%%

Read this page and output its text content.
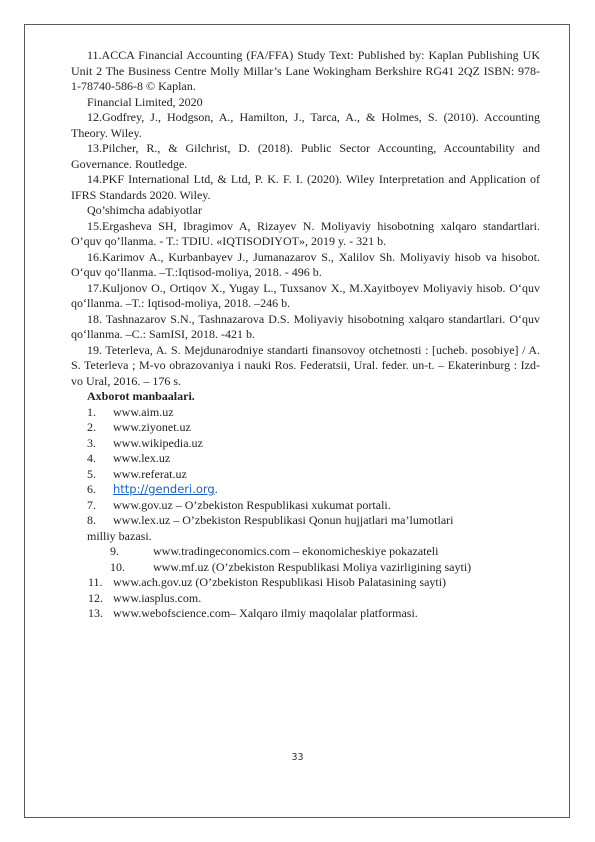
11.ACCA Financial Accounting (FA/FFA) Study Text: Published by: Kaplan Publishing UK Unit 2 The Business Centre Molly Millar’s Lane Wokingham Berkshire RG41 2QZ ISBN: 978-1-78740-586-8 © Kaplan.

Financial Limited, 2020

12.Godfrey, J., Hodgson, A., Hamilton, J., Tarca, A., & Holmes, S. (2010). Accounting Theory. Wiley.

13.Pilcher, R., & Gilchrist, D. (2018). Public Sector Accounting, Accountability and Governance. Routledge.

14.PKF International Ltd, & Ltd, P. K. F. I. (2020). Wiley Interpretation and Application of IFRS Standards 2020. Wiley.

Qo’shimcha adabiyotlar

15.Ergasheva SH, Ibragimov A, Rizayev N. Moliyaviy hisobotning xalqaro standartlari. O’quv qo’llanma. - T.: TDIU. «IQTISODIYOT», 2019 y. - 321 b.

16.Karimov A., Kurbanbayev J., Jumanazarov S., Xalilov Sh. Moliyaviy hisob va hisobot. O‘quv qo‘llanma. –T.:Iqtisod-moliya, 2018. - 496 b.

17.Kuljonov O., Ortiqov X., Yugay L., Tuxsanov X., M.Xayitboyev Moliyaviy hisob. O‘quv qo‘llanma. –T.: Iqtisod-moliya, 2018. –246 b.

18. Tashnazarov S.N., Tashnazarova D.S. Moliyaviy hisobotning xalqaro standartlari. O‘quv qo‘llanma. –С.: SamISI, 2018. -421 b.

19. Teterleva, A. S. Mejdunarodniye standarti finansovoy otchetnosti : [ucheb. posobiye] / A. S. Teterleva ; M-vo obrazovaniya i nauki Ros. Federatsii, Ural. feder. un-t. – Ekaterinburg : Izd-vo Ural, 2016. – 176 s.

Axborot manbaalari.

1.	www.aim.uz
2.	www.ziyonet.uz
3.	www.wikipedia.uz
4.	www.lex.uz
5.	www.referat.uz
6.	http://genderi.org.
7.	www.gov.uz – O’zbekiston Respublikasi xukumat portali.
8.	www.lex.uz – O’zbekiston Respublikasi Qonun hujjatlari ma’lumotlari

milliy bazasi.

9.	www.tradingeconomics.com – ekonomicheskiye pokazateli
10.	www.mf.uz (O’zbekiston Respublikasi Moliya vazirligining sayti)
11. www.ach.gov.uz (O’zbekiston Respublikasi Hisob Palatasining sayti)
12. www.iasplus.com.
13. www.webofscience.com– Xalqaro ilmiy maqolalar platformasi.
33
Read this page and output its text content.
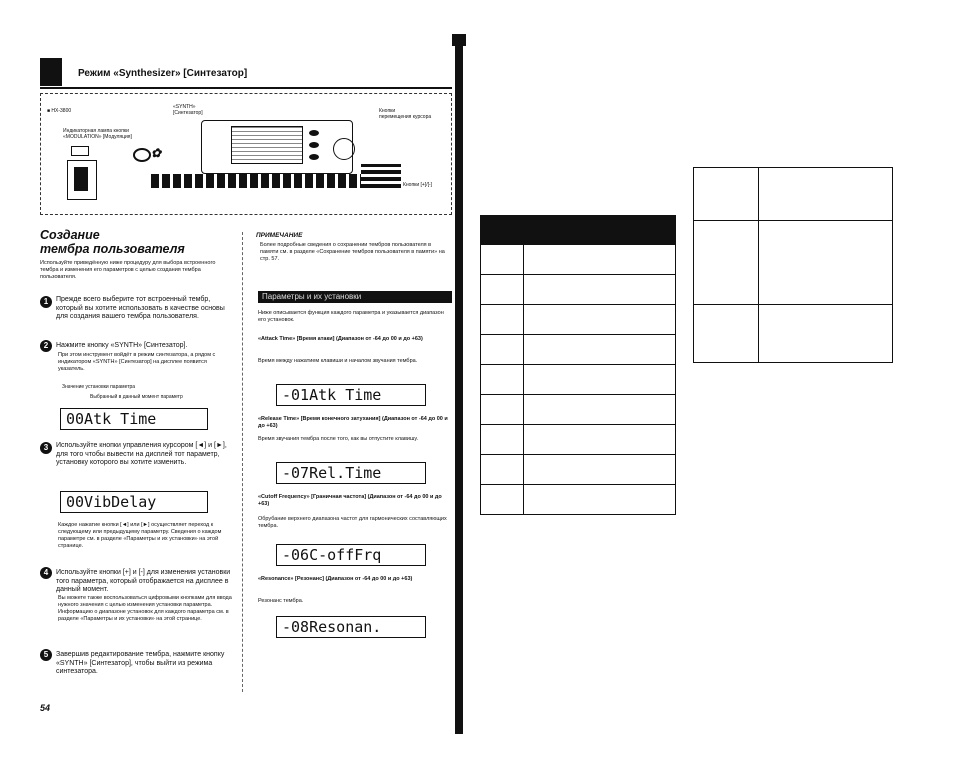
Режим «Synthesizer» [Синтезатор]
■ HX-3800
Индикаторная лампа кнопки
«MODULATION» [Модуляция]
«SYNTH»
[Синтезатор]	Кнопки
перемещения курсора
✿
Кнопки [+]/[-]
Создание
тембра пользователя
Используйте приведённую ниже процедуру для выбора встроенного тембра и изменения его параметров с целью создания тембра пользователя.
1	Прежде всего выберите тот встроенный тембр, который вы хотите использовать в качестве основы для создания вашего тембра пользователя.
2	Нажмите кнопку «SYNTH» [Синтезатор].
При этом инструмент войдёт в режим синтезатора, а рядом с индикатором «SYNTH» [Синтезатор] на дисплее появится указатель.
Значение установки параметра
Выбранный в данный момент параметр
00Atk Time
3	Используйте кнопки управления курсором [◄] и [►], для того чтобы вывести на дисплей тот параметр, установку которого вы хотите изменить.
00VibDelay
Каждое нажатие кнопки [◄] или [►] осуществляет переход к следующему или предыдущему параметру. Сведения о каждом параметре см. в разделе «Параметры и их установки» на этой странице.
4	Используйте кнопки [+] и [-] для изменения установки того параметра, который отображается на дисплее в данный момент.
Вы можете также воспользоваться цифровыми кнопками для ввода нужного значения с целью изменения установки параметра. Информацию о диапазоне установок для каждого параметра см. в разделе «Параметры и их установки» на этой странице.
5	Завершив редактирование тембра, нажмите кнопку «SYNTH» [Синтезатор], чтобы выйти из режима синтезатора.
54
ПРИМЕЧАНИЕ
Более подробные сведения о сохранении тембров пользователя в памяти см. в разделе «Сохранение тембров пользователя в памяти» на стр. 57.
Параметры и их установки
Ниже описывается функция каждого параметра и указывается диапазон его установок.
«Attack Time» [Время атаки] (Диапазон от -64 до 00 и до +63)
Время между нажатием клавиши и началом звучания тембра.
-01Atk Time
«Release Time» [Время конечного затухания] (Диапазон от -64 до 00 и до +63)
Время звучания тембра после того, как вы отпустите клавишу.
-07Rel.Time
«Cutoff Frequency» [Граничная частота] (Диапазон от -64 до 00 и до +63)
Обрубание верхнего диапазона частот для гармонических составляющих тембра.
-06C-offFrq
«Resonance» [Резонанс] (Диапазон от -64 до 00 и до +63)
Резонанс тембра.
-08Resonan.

%%

Each line that has the word "Параметры" should be copied.

Каждое нажатие кнопки [◄] или [►] осуществляет переход к следующему или предыдущему параметру. Сведения о каждом параметре см. в разделе «Параметры и их установки» на этой странице.
Вы можете также воспользоваться цифровыми кнопками для ввода нужного значения с целью изменения установки параметра. Информацию о диапазоне установок для каждого параметра см. в разделе «Параметры и их установки» на этой странице.
Параметры и их установки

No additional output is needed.